Dataset excerpts -
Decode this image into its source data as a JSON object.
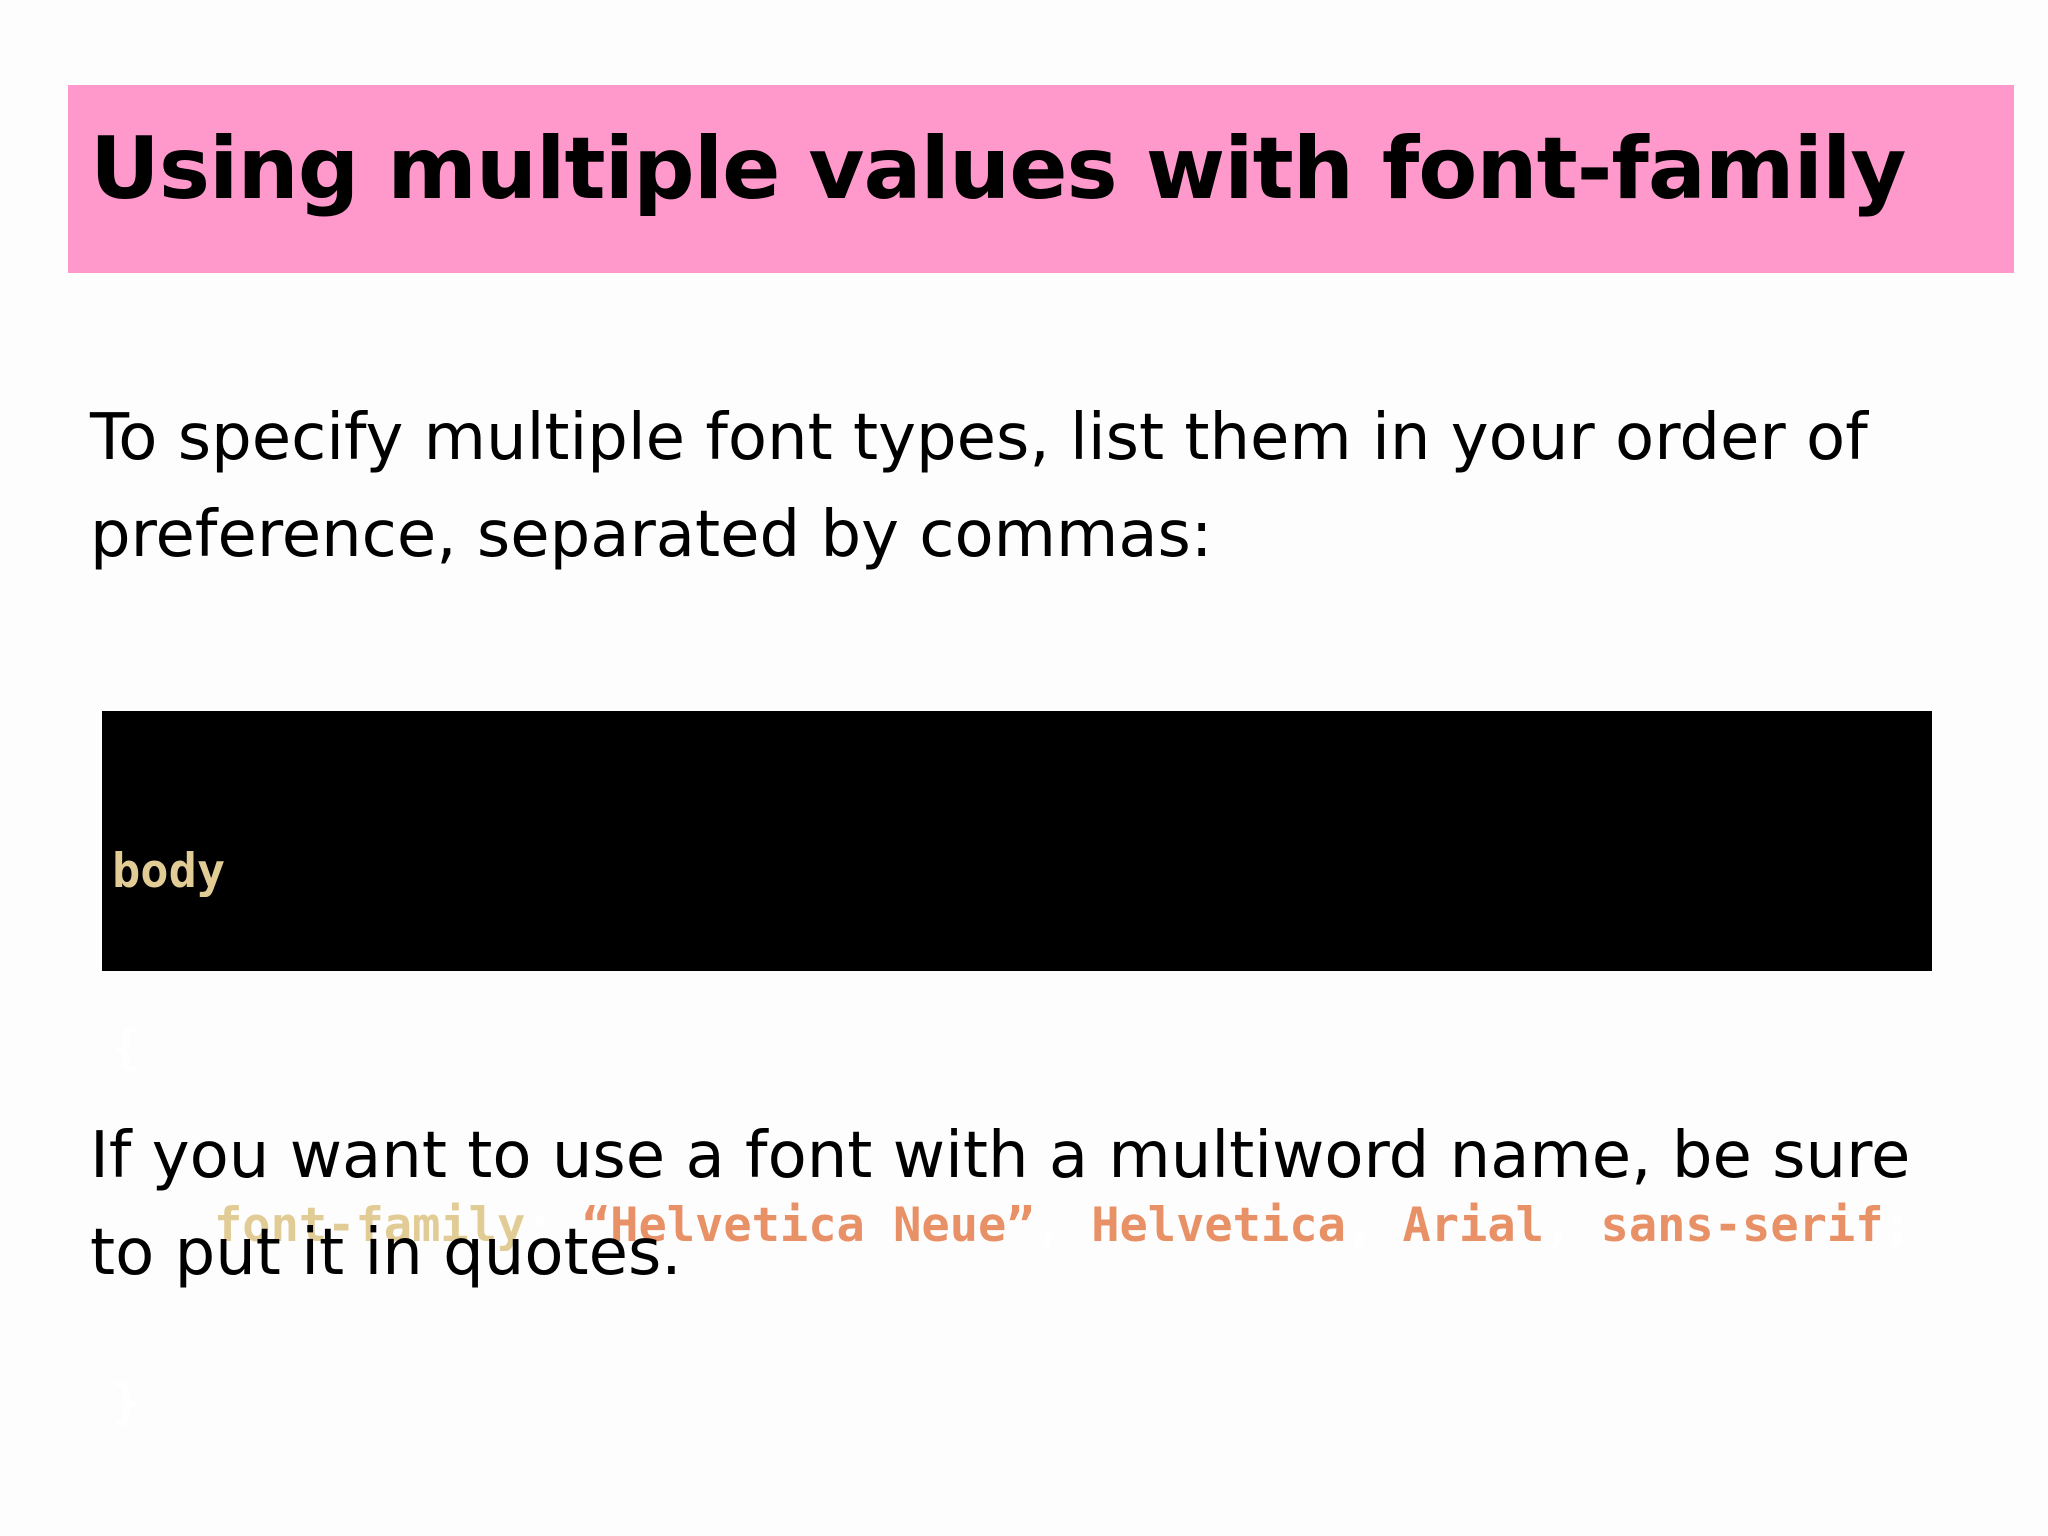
{
  "slide": {
    "title": "Using multiple values with font-family",
    "paragraph_1": {
      "line_1": "To specify multiple font types, list them in your order of",
      "line_2": "preference, separated by commas:"
    },
    "code": {
      "selector": "body",
      "open_brace": "{",
      "property": "font-family",
      "colon": ":",
      "values": [
        {
          "text": "“Helvetica Neue”",
          "sep": ","
        },
        {
          "text": "Helvetica",
          "sep": ","
        },
        {
          "text": "Arial",
          "sep": ","
        },
        {
          "text": "sans-serif",
          "sep": ";"
        }
      ],
      "close_brace": "}"
    },
    "paragraph_2": {
      "line_1": "If you want to use a font with a multiword name, be sure",
      "line_2": "to put it in quotes."
    },
    "colors": {
      "title_bar": "#ff99cc",
      "code_background": "#000000",
      "code_selector": "#e2cc96",
      "code_value": "#e89066"
    }
  }
}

Exercise directions - Give the number of lines where the string "values" occurs, without any further text.

Response below - 2